→ **STATED GOAL**:
Work through the following lines and count those that hold the word "Read". Reply with that number only.
━━━━
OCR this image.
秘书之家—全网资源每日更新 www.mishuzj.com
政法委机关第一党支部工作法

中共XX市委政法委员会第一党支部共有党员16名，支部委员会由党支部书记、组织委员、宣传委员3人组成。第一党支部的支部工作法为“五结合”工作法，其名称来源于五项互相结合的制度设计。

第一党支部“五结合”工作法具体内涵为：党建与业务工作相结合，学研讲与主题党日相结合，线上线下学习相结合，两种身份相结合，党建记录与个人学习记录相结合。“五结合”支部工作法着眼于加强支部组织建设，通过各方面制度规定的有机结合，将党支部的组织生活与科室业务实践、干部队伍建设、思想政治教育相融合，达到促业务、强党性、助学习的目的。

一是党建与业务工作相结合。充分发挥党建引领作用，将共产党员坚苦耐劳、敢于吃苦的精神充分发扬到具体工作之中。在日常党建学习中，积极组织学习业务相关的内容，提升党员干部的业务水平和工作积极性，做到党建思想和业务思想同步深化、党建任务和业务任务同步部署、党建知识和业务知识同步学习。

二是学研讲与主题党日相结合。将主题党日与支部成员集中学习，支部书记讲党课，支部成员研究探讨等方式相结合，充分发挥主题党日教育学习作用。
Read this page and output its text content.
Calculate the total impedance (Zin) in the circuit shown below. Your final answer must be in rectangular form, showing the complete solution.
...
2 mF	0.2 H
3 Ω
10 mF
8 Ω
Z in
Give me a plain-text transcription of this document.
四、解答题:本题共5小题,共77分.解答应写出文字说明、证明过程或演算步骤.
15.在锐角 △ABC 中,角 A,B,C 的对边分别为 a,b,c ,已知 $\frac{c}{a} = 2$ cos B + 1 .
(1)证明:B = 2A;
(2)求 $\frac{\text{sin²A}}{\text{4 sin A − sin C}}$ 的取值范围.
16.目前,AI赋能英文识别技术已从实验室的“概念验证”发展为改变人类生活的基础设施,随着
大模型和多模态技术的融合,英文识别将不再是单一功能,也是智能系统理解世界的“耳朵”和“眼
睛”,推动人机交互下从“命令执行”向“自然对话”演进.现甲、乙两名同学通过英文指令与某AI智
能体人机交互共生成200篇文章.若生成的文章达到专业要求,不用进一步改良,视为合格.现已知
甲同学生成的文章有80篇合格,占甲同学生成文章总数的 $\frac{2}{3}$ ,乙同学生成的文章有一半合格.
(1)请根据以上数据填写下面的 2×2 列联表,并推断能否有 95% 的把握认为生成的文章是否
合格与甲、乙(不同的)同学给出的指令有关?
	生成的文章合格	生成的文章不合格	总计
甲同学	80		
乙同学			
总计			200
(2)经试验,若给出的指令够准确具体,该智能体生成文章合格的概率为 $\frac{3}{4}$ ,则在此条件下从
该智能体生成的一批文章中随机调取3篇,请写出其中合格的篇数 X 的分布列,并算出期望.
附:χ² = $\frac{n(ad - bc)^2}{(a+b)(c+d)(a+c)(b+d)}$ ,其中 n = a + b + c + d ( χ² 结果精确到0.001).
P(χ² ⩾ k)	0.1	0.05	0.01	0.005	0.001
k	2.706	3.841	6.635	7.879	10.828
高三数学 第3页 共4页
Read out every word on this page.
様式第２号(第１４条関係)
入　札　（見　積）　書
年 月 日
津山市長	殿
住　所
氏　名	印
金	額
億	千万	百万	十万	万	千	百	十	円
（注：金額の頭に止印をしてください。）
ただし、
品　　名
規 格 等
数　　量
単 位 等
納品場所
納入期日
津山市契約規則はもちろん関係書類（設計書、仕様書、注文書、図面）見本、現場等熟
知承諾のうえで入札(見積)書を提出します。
━━━━
→ **OUTPUT**:
2